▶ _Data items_
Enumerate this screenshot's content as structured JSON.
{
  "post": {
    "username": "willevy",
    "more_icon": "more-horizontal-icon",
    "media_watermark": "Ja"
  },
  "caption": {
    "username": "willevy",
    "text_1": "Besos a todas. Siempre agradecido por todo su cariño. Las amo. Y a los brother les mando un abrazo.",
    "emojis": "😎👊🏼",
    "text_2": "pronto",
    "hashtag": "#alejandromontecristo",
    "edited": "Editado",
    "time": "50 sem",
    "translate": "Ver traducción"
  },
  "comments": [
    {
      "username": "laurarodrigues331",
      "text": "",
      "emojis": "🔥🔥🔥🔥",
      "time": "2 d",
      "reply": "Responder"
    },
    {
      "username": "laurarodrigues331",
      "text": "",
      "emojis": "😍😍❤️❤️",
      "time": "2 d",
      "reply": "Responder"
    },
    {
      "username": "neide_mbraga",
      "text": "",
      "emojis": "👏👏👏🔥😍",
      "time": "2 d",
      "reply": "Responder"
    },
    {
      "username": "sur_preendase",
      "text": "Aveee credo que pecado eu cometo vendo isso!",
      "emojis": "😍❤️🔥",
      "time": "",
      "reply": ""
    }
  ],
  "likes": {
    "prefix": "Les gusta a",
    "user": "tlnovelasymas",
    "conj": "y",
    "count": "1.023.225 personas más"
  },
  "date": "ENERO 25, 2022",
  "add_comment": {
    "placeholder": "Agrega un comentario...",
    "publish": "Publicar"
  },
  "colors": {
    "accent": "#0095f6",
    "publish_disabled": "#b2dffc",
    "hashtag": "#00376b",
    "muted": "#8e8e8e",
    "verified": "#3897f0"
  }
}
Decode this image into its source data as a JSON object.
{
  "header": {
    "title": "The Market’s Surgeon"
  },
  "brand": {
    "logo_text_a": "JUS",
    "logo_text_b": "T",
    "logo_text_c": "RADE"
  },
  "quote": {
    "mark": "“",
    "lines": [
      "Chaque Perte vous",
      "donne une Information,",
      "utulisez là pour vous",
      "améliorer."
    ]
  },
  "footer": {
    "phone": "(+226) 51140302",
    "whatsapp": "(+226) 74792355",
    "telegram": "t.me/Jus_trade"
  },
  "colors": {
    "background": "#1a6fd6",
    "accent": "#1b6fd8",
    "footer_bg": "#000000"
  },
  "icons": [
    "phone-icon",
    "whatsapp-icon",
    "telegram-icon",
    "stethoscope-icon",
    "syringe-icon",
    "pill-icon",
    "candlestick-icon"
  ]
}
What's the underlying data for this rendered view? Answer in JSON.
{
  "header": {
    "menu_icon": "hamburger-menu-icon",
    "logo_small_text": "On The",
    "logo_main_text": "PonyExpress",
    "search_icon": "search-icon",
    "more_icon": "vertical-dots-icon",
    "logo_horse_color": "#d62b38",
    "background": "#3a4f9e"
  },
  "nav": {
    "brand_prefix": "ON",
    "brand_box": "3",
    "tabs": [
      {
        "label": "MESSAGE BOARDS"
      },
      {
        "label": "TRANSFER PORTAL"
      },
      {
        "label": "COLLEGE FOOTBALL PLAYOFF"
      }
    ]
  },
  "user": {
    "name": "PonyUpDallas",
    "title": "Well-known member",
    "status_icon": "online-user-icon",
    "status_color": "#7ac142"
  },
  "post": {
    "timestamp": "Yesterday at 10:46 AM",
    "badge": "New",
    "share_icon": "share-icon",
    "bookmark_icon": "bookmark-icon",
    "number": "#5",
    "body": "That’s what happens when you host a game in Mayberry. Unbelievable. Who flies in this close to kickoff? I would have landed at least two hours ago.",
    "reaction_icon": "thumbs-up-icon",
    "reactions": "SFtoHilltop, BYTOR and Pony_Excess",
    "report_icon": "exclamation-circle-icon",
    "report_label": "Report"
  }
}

▶ _Short task_
Give the listing above again, word for word.

▶ _Expected answer_
Enumerate this screenshot's content as structured JSON.
{
  "post": {
    "username": "willevy",
    "more_icon": "more-horizontal-icon",
    "media_watermark": "Ja"
  },
  "caption": {
    "username": "willevy",
    "text_1": "Besos a todas. Siempre agradecido por todo su cariño. Las amo. Y a los brother les mando un abrazo.",
    "emojis": "😎👊🏼",
    "text_2": "pronto",
    "hashtag": "#alejandromontecristo",
    "edited": "Editado",
    "time": "50 sem",
    "translate": "Ver traducción"
  },
  "comments": [
    {
      "username": "laurarodrigues331",
      "text": "",
      "emojis": "🔥🔥🔥🔥",
      "time": "2 d",
      "reply": "Responder"
    },
    {
      "username": "laurarodrigues331",
      "text": "",
      "emojis": "😍😍❤️❤️",
      "time": "2 d",
      "reply": "Responder"
    },
    {
      "username": "neide_mbraga",
      "text": "",
      "emojis": "👏👏👏🔥😍",
      "time": "2 d",
      "reply": "Responder"
    },
    {
      "username": "sur_preendase",
      "text": "Aveee credo que pecado eu cometo vendo isso!",
      "emojis": "😍❤️🔥",
      "time": "",
      "reply": ""
    }
  ],
  "likes": {
    "prefix": "Les gusta a",
    "user": "tlnovelasymas",
    "conj": "y",
    "count": "1.023.225 personas más"
  },
  "date": "ENERO 25, 2022",
  "add_comment": {
    "placeholder": "Agrega un comentario...",
    "publish": "Publicar"
  },
  "colors": {
    "accent": "#0095f6",
    "publish_disabled": "#b2dffc",
    "hashtag": "#00376b",
    "muted": "#8e8e8e",
    "verified": "#3897f0"
  }
}
Decode this image into its source data as a JSON object.
{
  "header": {
    "title": "The Market’s Surgeon"
  },
  "brand": {
    "logo_text_a": "JUS",
    "logo_text_b": "T",
    "logo_text_c": "RADE"
  },
  "quote": {
    "mark": "“",
    "lines": [
      "Chaque Perte vous",
      "donne une Information,",
      "utulisez là pour vous",
      "améliorer."
    ]
  },
  "footer": {
    "phone": "(+226) 51140302",
    "whatsapp": "(+226) 74792355",
    "telegram": "t.me/Jus_trade"
  },
  "colors": {
    "background": "#1a6fd6",
    "accent": "#1b6fd8",
    "footer_bg": "#000000"
  },
  "icons": [
    "phone-icon",
    "whatsapp-icon",
    "telegram-icon",
    "stethoscope-icon",
    "syringe-icon",
    "pill-icon",
    "candlestick-icon"
  ]
}
What's the underlying data for this rendered view? Answer in JSON.
{
  "header": {
    "menu_icon": "hamburger-menu-icon",
    "logo_small_text": "On The",
    "logo_main_text": "PonyExpress",
    "search_icon": "search-icon",
    "more_icon": "vertical-dots-icon",
    "logo_horse_color": "#d62b38",
    "background": "#3a4f9e"
  },
  "nav": {
    "brand_prefix": "ON",
    "brand_box": "3",
    "tabs": [
      {
        "label": "MESSAGE BOARDS"
      },
      {
        "label": "TRANSFER PORTAL"
      },
      {
        "label": "COLLEGE FOOTBALL PLAYOFF"
      }
    ]
  },
  "user": {
    "name": "PonyUpDallas",
    "title": "Well-known member",
    "status_icon": "online-user-icon",
    "status_color": "#7ac142"
  },
  "post": {
    "timestamp": "Yesterday at 10:46 AM",
    "badge": "New",
    "share_icon": "share-icon",
    "bookmark_icon": "bookmark-icon",
    "number": "#5",
    "body": "That’s what happens when you host a game in Mayberry. Unbelievable. Who flies in this close to kickoff? I would have landed at least two hours ago.",
    "reaction_icon": "thumbs-up-icon",
    "reactions": "SFtoHilltop, BYTOR and Pony_Excess",
    "report_icon": "exclamation-circle-icon",
    "report_label": "Report"
  }
}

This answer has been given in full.